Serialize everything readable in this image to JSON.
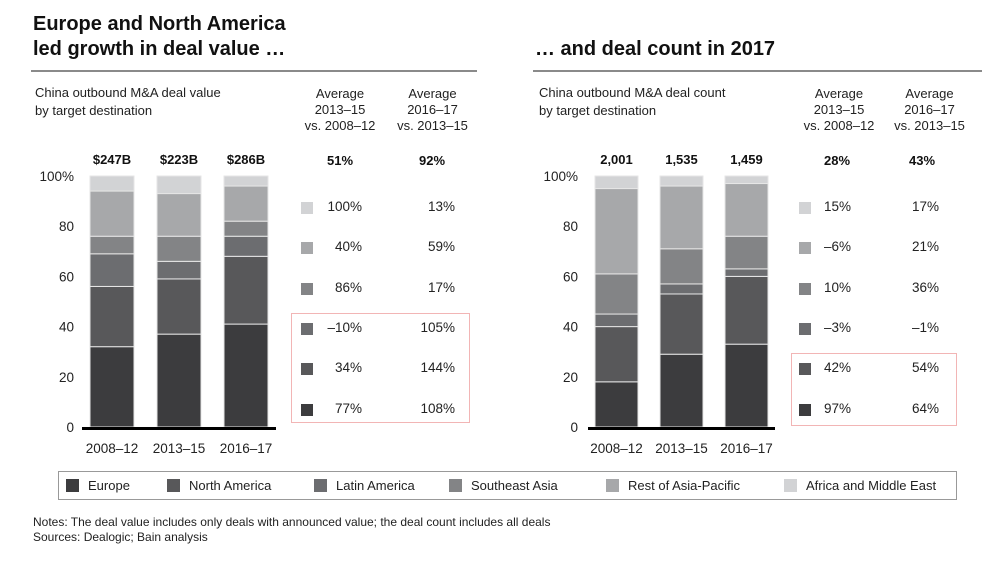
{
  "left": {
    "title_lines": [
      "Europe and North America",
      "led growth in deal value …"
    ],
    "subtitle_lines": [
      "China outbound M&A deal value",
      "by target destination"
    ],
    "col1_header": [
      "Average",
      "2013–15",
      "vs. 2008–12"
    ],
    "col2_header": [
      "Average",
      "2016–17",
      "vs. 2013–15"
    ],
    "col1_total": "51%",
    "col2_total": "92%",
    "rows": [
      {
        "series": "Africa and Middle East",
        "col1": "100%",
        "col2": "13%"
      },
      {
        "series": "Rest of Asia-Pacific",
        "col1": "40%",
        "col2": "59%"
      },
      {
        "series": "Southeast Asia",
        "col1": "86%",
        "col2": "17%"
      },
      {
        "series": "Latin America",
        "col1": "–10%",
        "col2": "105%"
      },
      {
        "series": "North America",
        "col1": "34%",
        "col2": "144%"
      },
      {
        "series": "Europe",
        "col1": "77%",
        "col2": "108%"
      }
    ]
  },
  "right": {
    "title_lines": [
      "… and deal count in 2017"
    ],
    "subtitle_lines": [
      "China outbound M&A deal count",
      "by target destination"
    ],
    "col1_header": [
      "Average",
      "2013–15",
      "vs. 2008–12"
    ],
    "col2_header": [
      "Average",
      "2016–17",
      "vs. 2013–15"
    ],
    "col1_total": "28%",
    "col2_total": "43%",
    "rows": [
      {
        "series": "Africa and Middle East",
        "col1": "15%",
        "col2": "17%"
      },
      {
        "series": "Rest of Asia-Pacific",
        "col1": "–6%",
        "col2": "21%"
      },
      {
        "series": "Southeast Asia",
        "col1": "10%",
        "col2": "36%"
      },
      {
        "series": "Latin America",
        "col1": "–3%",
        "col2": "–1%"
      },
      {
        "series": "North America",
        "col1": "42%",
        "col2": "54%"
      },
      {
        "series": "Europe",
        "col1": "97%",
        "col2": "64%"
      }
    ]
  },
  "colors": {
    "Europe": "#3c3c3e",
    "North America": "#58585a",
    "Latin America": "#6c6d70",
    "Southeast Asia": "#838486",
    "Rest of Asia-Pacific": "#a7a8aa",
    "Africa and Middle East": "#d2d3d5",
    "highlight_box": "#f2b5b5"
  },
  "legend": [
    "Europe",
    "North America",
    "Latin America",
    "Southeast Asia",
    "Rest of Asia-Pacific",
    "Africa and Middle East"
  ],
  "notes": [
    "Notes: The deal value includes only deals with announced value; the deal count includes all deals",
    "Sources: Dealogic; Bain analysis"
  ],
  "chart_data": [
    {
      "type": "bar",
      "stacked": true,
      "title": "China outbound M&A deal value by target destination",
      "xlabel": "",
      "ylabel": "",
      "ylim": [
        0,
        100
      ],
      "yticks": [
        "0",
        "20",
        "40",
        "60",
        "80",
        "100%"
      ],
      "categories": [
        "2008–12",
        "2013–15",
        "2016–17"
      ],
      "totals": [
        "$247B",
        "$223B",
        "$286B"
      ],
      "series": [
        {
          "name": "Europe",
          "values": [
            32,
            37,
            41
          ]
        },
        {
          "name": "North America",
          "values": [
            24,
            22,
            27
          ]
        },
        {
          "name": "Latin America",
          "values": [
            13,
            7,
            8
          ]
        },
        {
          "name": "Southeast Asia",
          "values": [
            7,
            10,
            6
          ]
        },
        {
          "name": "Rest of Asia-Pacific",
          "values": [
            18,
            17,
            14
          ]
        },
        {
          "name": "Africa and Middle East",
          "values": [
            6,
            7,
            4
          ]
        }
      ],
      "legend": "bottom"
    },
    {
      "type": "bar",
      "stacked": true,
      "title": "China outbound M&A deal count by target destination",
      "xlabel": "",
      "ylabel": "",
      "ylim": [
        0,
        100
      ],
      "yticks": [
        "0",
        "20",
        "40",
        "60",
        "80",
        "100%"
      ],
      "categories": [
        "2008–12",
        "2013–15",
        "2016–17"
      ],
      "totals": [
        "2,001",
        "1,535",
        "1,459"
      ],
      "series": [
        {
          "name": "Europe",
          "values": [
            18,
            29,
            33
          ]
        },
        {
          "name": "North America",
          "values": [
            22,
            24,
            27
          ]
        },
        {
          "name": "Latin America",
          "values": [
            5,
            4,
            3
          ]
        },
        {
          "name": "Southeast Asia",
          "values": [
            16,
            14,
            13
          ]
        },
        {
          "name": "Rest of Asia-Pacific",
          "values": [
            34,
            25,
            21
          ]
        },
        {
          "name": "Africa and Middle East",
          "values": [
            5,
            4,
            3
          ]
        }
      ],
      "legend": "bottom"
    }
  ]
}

******

WHAT IS EXPECTED:
Omit any images, then output the listing exactly.

RESPONSE TO THIS TASK:
Serialize everything readable in this image to JSON.
{
  "left": {
    "title_lines": [
      "Europe and North America",
      "led growth in deal value …"
    ],
    "subtitle_lines": [
      "China outbound M&A deal value",
      "by target destination"
    ],
    "col1_header": [
      "Average",
      "2013–15",
      "vs. 2008–12"
    ],
    "col2_header": [
      "Average",
      "2016–17",
      "vs. 2013–15"
    ],
    "col1_total": "51%",
    "col2_total": "92%",
    "rows": [
      {
        "series": "Africa and Middle East",
        "col1": "100%",
        "col2": "13%"
      },
      {
        "series": "Rest of Asia-Pacific",
        "col1": "40%",
        "col2": "59%"
      },
      {
        "series": "Southeast Asia",
        "col1": "86%",
        "col2": "17%"
      },
      {
        "series": "Latin America",
        "col1": "–10%",
        "col2": "105%"
      },
      {
        "series": "North America",
        "col1": "34%",
        "col2": "144%"
      },
      {
        "series": "Europe",
        "col1": "77%",
        "col2": "108%"
      }
    ]
  },
  "right": {
    "title_lines": [
      "… and deal count in 2017"
    ],
    "subtitle_lines": [
      "China outbound M&A deal count",
      "by target destination"
    ],
    "col1_header": [
      "Average",
      "2013–15",
      "vs. 2008–12"
    ],
    "col2_header": [
      "Average",
      "2016–17",
      "vs. 2013–15"
    ],
    "col1_total": "28%",
    "col2_total": "43%",
    "rows": [
      {
        "series": "Africa and Middle East",
        "col1": "15%",
        "col2": "17%"
      },
      {
        "series": "Rest of Asia-Pacific",
        "col1": "–6%",
        "col2": "21%"
      },
      {
        "series": "Southeast Asia",
        "col1": "10%",
        "col2": "36%"
      },
      {
        "series": "Latin America",
        "col1": "–3%",
        "col2": "–1%"
      },
      {
        "series": "North America",
        "col1": "42%",
        "col2": "54%"
      },
      {
        "series": "Europe",
        "col1": "97%",
        "col2": "64%"
      }
    ]
  },
  "colors": {
    "Europe": "#3c3c3e",
    "North America": "#58585a",
    "Latin America": "#6c6d70",
    "Southeast Asia": "#838486",
    "Rest of Asia-Pacific": "#a7a8aa",
    "Africa and Middle East": "#d2d3d5",
    "highlight_box": "#f2b5b5"
  },
  "legend": [
    "Europe",
    "North America",
    "Latin America",
    "Southeast Asia",
    "Rest of Asia-Pacific",
    "Africa and Middle East"
  ],
  "notes": [
    "Notes: The deal value includes only deals with announced value; the deal count includes all deals",
    "Sources: Dealogic; Bain analysis"
  ],
  "chart_data": [
    {
      "type": "bar",
      "stacked": true,
      "title": "China outbound M&A deal value by target destination",
      "xlabel": "",
      "ylabel": "",
      "ylim": [
        0,
        100
      ],
      "yticks": [
        "0",
        "20",
        "40",
        "60",
        "80",
        "100%"
      ],
      "categories": [
        "2008–12",
        "2013–15",
        "2016–17"
      ],
      "totals": [
        "$247B",
        "$223B",
        "$286B"
      ],
      "series": [
        {
          "name": "Europe",
          "values": [
            32,
            37,
            41
          ]
        },
        {
          "name": "North America",
          "values": [
            24,
            22,
            27
          ]
        },
        {
          "name": "Latin America",
          "values": [
            13,
            7,
            8
          ]
        },
        {
          "name": "Southeast Asia",
          "values": [
            7,
            10,
            6
          ]
        },
        {
          "name": "Rest of Asia-Pacific",
          "values": [
            18,
            17,
            14
          ]
        },
        {
          "name": "Africa and Middle East",
          "values": [
            6,
            7,
            4
          ]
        }
      ],
      "legend": "bottom"
    },
    {
      "type": "bar",
      "stacked": true,
      "title": "China outbound M&A deal count by target destination",
      "xlabel": "",
      "ylabel": "",
      "ylim": [
        0,
        100
      ],
      "yticks": [
        "0",
        "20",
        "40",
        "60",
        "80",
        "100%"
      ],
      "categories": [
        "2008–12",
        "2013–15",
        "2016–17"
      ],
      "totals": [
        "2,001",
        "1,535",
        "1,459"
      ],
      "series": [
        {
          "name": "Europe",
          "values": [
            18,
            29,
            33
          ]
        },
        {
          "name": "North America",
          "values": [
            22,
            24,
            27
          ]
        },
        {
          "name": "Latin America",
          "values": [
            5,
            4,
            3
          ]
        },
        {
          "name": "Southeast Asia",
          "values": [
            16,
            14,
            13
          ]
        },
        {
          "name": "Rest of Asia-Pacific",
          "values": [
            34,
            25,
            21
          ]
        },
        {
          "name": "Africa and Middle East",
          "values": [
            5,
            4,
            3
          ]
        }
      ],
      "legend": "bottom"
    }
  ]
}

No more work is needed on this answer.